What you are asked to do:
Pull out every line containing the string "page".

┄┄┄┄┄┄

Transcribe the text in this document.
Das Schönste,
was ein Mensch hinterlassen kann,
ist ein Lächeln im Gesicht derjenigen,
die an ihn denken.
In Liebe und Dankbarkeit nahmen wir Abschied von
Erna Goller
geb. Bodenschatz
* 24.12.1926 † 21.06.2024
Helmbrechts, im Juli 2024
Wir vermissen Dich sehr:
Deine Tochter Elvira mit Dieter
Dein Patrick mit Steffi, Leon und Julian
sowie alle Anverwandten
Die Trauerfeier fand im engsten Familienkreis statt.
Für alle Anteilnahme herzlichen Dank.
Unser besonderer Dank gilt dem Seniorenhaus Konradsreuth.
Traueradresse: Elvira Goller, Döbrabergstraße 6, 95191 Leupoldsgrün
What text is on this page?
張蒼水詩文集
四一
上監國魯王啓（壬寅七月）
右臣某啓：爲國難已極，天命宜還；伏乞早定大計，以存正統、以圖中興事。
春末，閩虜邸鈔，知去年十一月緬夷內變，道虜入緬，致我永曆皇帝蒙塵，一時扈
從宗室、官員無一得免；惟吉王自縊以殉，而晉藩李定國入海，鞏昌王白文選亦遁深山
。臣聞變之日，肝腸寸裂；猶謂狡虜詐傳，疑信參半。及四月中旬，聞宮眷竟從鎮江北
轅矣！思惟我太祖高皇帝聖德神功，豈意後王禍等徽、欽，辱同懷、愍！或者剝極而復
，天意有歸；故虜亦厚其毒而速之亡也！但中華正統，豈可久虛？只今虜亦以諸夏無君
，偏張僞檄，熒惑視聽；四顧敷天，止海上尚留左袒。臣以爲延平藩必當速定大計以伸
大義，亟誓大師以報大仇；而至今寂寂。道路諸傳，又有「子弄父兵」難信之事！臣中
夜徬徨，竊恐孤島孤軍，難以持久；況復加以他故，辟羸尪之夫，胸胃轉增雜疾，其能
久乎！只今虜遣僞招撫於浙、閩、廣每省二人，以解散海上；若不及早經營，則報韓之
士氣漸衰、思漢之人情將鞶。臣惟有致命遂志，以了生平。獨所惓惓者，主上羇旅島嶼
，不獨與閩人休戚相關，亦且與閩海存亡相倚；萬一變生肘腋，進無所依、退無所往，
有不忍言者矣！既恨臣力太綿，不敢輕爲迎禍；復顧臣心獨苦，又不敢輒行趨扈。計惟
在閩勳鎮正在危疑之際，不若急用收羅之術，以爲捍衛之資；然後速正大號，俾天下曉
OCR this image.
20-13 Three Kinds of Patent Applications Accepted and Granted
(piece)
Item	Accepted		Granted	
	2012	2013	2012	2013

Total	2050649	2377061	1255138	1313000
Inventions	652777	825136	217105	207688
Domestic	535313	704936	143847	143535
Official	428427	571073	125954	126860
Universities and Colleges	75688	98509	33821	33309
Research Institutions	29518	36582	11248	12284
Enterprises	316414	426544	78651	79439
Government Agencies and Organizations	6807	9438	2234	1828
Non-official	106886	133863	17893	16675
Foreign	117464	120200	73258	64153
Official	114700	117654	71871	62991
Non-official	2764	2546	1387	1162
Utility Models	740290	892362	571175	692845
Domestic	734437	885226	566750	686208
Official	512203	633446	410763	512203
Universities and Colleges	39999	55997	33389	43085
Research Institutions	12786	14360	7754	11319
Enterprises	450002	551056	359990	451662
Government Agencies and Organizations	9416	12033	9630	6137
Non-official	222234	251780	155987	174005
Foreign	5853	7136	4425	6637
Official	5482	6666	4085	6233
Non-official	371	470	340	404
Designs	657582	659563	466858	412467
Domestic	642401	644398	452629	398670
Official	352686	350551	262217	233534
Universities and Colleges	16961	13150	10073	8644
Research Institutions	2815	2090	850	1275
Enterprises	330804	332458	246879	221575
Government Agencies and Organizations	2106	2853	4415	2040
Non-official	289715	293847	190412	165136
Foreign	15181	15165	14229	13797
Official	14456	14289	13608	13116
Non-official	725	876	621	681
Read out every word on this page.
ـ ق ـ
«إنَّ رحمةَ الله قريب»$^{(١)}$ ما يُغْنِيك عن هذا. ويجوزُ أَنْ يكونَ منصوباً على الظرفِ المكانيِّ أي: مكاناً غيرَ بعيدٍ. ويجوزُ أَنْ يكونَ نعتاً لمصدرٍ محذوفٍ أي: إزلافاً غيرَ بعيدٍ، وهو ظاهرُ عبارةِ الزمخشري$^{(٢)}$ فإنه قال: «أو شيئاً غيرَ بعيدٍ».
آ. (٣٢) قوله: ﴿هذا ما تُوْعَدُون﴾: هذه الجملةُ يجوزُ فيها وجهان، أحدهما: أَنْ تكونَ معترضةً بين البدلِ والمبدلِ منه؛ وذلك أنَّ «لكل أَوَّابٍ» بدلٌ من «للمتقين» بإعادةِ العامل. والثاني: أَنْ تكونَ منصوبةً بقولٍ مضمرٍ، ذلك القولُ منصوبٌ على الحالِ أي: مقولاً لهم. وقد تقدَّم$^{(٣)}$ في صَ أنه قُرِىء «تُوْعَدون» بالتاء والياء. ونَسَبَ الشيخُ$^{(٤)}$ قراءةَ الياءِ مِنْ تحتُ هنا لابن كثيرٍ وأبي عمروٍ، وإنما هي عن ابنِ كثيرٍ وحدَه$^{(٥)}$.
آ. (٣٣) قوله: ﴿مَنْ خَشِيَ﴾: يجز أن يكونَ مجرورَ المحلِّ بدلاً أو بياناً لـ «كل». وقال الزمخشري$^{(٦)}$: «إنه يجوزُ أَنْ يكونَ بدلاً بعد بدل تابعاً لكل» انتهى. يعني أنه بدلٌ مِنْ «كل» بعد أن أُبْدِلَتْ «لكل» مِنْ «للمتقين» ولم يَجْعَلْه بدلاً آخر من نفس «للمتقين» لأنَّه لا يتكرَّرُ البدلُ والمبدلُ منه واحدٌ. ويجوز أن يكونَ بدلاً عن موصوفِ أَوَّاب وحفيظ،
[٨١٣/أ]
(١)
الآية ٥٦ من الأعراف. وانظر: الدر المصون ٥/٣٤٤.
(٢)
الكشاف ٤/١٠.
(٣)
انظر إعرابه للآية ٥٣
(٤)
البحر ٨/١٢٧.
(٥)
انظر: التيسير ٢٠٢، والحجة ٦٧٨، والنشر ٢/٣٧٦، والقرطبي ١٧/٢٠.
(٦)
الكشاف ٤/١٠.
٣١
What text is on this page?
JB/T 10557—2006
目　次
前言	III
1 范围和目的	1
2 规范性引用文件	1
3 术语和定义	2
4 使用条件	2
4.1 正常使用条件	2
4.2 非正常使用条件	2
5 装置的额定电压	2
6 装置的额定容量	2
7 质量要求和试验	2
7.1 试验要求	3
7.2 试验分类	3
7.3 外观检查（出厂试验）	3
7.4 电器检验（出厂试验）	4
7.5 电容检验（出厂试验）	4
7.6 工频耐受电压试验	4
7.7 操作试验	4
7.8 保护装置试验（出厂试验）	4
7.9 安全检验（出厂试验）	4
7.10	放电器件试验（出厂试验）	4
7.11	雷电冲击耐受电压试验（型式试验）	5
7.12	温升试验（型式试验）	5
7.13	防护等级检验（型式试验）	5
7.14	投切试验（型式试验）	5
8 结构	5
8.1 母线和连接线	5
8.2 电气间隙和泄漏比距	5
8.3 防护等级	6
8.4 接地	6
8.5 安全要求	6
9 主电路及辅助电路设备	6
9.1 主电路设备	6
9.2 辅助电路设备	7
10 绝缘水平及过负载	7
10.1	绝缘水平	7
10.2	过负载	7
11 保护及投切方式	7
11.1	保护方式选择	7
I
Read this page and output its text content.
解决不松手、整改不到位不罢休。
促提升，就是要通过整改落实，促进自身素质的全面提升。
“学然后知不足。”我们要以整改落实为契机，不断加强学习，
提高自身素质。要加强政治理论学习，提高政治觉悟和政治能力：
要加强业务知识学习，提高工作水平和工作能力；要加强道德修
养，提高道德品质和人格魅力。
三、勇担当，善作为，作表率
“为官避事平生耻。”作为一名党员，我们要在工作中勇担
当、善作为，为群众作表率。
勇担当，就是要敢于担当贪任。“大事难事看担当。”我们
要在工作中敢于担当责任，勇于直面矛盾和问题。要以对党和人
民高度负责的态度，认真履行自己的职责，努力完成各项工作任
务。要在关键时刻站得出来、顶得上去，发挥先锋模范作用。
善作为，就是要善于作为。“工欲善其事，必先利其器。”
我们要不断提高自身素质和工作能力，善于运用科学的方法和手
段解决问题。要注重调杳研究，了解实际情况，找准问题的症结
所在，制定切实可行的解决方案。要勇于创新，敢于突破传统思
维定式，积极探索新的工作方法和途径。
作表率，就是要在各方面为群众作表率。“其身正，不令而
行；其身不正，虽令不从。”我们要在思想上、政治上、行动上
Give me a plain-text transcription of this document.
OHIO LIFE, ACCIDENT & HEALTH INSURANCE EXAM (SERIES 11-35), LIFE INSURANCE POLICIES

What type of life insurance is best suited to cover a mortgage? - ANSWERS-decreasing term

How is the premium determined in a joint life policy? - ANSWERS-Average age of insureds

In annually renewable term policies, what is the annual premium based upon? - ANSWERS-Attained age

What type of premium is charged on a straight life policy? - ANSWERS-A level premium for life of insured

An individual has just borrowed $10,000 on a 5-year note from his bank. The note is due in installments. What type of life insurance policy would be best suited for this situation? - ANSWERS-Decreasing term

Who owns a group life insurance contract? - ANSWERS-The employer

┄┄┄┄┄┄

Answer to this problem:
What text is on this page?
Read out every word on this page.
What text is on this page?
Read this page and output its text content.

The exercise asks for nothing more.